_Written problem_
Please change "component" to "part" in the part of the entries that opens with the first line and closes with the line containing "coil-turn[interactable] [302,372,724,413]". Return only those lines, with nothing else altered.

_Dataset records_
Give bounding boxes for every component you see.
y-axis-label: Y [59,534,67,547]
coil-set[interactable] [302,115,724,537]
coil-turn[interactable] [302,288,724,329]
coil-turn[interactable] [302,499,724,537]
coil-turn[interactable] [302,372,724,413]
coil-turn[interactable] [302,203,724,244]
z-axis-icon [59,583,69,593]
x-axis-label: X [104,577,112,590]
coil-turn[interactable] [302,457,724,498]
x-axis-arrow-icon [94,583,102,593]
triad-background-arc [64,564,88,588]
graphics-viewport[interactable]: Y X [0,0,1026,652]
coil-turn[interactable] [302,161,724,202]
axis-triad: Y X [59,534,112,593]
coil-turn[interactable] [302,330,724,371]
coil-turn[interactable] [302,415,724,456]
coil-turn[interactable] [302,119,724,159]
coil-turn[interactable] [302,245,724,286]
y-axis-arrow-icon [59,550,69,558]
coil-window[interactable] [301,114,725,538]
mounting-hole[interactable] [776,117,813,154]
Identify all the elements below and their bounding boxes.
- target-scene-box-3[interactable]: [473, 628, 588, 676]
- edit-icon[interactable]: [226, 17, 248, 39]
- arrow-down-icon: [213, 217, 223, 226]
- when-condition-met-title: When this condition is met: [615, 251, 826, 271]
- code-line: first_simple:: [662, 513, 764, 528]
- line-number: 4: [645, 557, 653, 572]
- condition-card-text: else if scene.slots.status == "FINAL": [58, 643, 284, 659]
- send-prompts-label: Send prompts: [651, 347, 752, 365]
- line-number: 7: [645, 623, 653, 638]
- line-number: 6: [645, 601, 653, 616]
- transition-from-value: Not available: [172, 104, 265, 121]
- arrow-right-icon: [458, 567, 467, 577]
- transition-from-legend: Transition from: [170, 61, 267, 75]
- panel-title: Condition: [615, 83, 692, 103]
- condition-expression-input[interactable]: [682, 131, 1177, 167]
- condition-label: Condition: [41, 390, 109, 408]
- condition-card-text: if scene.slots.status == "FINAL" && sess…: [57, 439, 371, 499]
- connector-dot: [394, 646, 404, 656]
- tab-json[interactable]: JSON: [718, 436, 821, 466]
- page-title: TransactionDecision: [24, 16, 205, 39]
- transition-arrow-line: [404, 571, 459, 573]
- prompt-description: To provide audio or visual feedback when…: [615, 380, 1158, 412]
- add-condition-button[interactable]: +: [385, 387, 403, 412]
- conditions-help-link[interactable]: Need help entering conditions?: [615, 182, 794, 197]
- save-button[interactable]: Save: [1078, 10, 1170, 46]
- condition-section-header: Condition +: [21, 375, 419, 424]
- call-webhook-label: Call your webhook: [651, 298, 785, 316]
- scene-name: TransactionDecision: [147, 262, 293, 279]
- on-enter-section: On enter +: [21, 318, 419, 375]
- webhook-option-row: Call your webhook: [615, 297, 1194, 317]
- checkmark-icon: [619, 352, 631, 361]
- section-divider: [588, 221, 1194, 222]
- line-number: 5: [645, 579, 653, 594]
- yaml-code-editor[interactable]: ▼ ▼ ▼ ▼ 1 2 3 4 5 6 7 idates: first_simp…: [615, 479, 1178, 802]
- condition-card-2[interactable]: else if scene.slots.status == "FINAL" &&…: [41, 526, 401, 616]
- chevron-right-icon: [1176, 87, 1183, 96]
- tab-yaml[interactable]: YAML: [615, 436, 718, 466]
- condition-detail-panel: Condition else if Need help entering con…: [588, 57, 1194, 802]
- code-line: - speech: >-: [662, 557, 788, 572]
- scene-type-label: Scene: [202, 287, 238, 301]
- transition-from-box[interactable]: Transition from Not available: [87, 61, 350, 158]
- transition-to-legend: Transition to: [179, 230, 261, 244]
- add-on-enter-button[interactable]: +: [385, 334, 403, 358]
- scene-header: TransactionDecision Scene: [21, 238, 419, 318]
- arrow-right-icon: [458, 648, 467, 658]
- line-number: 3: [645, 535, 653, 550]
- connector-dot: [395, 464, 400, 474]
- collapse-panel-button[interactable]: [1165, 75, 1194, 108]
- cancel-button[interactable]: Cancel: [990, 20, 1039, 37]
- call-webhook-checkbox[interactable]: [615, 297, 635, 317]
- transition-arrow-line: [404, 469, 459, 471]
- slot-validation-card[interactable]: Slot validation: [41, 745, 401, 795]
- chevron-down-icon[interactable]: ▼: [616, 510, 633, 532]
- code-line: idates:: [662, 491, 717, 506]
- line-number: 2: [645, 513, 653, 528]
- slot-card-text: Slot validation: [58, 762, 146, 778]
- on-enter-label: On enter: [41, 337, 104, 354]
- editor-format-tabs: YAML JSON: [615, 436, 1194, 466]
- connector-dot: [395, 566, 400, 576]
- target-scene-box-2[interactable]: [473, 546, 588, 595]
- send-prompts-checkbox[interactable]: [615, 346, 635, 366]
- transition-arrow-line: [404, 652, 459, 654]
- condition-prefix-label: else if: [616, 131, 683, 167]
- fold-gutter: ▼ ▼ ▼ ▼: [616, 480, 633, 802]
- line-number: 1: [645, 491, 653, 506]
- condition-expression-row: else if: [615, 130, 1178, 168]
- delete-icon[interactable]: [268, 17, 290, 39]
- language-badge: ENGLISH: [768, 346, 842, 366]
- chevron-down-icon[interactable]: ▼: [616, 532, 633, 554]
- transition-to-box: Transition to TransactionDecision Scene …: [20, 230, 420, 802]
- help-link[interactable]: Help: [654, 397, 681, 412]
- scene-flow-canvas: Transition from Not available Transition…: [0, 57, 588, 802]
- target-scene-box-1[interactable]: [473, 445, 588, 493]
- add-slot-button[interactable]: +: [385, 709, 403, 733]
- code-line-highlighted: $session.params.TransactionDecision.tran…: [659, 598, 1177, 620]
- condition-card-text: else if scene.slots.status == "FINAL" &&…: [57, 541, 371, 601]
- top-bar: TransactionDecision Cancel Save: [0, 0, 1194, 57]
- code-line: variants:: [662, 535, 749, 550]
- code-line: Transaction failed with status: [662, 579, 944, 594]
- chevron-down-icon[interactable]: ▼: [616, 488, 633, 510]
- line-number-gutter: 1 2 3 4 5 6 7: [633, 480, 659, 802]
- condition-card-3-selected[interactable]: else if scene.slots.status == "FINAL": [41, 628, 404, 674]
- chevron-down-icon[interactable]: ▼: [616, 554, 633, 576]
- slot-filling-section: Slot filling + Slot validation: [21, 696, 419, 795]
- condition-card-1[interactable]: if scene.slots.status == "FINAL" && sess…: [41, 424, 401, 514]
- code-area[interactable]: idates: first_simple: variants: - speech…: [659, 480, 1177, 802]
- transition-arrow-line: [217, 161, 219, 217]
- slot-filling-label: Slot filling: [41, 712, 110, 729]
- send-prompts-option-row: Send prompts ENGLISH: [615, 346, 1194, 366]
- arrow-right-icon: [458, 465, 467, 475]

_Solution_
Give bounding boxes for every part you see.
y-axis-label: Y [59,534,67,547]
coil-set[interactable] [302,115,724,537]
coil-turn[interactable] [302,288,724,329]
coil-turn[interactable] [302,499,724,537]
coil-turn[interactable] [302,372,724,413]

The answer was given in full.